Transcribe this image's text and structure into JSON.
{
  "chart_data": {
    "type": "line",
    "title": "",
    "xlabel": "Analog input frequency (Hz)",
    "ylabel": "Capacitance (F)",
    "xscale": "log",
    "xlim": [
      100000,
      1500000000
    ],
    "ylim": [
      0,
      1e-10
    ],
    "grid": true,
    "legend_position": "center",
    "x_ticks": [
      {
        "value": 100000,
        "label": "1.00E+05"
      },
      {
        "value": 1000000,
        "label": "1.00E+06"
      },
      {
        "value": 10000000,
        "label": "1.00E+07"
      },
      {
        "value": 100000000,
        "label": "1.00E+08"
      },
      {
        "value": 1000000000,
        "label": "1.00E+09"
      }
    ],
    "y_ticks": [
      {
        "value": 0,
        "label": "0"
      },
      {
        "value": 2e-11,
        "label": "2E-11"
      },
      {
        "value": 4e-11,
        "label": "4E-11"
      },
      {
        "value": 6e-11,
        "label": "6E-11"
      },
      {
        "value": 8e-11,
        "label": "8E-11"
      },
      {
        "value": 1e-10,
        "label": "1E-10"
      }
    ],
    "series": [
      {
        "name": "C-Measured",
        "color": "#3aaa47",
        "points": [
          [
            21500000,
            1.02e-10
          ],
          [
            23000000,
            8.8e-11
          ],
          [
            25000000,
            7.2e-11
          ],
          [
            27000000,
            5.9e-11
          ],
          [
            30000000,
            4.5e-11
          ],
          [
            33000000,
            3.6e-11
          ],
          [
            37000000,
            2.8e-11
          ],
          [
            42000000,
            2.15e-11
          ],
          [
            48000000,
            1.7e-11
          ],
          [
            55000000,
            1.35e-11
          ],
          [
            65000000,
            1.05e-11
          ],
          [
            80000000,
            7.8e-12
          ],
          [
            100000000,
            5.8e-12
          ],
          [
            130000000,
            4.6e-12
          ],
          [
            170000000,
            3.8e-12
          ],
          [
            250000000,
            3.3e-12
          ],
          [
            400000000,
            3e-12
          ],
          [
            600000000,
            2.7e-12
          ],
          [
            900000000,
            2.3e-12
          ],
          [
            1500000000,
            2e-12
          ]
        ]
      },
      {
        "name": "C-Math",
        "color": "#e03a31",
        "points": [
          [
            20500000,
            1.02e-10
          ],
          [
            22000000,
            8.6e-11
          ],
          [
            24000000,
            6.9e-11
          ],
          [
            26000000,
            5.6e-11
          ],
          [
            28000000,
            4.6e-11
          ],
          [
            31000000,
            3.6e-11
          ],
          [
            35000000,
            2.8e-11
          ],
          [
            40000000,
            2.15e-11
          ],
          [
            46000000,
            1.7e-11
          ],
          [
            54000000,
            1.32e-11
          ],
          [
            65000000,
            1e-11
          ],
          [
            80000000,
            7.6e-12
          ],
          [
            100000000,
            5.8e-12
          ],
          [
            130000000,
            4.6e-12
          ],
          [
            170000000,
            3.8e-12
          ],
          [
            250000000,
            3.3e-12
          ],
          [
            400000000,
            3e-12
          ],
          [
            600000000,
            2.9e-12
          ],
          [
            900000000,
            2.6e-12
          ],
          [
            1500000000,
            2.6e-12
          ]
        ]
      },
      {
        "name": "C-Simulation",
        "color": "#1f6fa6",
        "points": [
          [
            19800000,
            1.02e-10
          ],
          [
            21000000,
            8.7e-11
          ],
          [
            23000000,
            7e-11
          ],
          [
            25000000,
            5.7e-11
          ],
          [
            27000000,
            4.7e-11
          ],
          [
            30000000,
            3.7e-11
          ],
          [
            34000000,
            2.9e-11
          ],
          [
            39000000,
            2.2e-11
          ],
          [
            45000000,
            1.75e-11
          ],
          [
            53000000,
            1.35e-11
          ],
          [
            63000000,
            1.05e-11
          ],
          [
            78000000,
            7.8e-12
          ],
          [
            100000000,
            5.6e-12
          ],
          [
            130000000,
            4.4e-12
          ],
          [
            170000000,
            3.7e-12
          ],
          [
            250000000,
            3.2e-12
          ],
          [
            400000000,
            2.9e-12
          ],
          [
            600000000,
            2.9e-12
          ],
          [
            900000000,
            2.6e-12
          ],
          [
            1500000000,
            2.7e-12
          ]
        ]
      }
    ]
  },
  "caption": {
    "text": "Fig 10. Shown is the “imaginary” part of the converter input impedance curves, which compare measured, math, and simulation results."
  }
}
..............................
● **Your instructions**: All of the records must be retyped exactly as they are.

● **Response to the task**:
Transcribe this image's text and structure into JSON.
{
  "chart_data": {
    "type": "line",
    "title": "",
    "xlabel": "Analog input frequency (Hz)",
    "ylabel": "Capacitance (F)",
    "xscale": "log",
    "xlim": [
      100000,
      1500000000
    ],
    "ylim": [
      0,
      1e-10
    ],
    "grid": true,
    "legend_position": "center",
    "x_ticks": [
      {
        "value": 100000,
        "label": "1.00E+05"
      },
      {
        "value": 1000000,
        "label": "1.00E+06"
      },
      {
        "value": 10000000,
        "label": "1.00E+07"
      },
      {
        "value": 100000000,
        "label": "1.00E+08"
      },
      {
        "value": 1000000000,
        "label": "1.00E+09"
      }
    ],
    "y_ticks": [
      {
        "value": 0,
        "label": "0"
      },
      {
        "value": 2e-11,
        "label": "2E-11"
      },
      {
        "value": 4e-11,
        "label": "4E-11"
      },
      {
        "value": 6e-11,
        "label": "6E-11"
      },
      {
        "value": 8e-11,
        "label": "8E-11"
      },
      {
        "value": 1e-10,
        "label": "1E-10"
      }
    ],
    "series": [
      {
        "name": "C-Measured",
        "color": "#3aaa47",
        "points": [
          [
            21500000,
            1.02e-10
          ],
          [
            23000000,
            8.8e-11
          ],
          [
            25000000,
            7.2e-11
          ],
          [
            27000000,
            5.9e-11
          ],
          [
            30000000,
            4.5e-11
          ],
          [
            33000000,
            3.6e-11
          ],
          [
            37000000,
            2.8e-11
          ],
          [
            42000000,
            2.15e-11
          ],
          [
            48000000,
            1.7e-11
          ],
          [
            55000000,
            1.35e-11
          ],
          [
            65000000,
            1.05e-11
          ],
          [
            80000000,
            7.8e-12
          ],
          [
            100000000,
            5.8e-12
          ],
          [
            130000000,
            4.6e-12
          ],
          [
            170000000,
            3.8e-12
          ],
          [
            250000000,
            3.3e-12
          ],
          [
            400000000,
            3e-12
          ],
          [
            600000000,
            2.7e-12
          ],
          [
            900000000,
            2.3e-12
          ],
          [
            1500000000,
            2e-12
          ]
        ]
      },
      {
        "name": "C-Math",
        "color": "#e03a31",
        "points": [
          [
            20500000,
            1.02e-10
          ],
          [
            22000000,
            8.6e-11
          ],
          [
            24000000,
            6.9e-11
          ],
          [
            26000000,
            5.6e-11
          ],
          [
            28000000,
            4.6e-11
          ],
          [
            31000000,
            3.6e-11
          ],
          [
            35000000,
            2.8e-11
          ],
          [
            40000000,
            2.15e-11
          ],
          [
            46000000,
            1.7e-11
          ],
          [
            54000000,
            1.32e-11
          ],
          [
            65000000,
            1e-11
          ],
          [
            80000000,
            7.6e-12
          ],
          [
            100000000,
            5.8e-12
          ],
          [
            130000000,
            4.6e-12
          ],
          [
            170000000,
            3.8e-12
          ],
          [
            250000000,
            3.3e-12
          ],
          [
            400000000,
            3e-12
          ],
          [
            600000000,
            2.9e-12
          ],
          [
            900000000,
            2.6e-12
          ],
          [
            1500000000,
            2.6e-12
          ]
        ]
      },
      {
        "name": "C-Simulation",
        "color": "#1f6fa6",
        "points": [
          [
            19800000,
            1.02e-10
          ],
          [
            21000000,
            8.7e-11
          ],
          [
            23000000,
            7e-11
          ],
          [
            25000000,
            5.7e-11
          ],
          [
            27000000,
            4.7e-11
          ],
          [
            30000000,
            3.7e-11
          ],
          [
            34000000,
            2.9e-11
          ],
          [
            39000000,
            2.2e-11
          ],
          [
            45000000,
            1.75e-11
          ],
          [
            53000000,
            1.35e-11
          ],
          [
            63000000,
            1.05e-11
          ],
          [
            78000000,
            7.8e-12
          ],
          [
            100000000,
            5.6e-12
          ],
          [
            130000000,
            4.4e-12
          ],
          [
            170000000,
            3.7e-12
          ],
          [
            250000000,
            3.2e-12
          ],
          [
            400000000,
            2.9e-12
          ],
          [
            600000000,
            2.9e-12
          ],
          [
            900000000,
            2.6e-12
          ],
          [
            1500000000,
            2.7e-12
          ]
        ]
      }
    ]
  },
  "caption": {
    "text": "Fig 10. Shown is the “imaginary” part of the converter input impedance curves, which compare measured, math, and simulation results."
  }
}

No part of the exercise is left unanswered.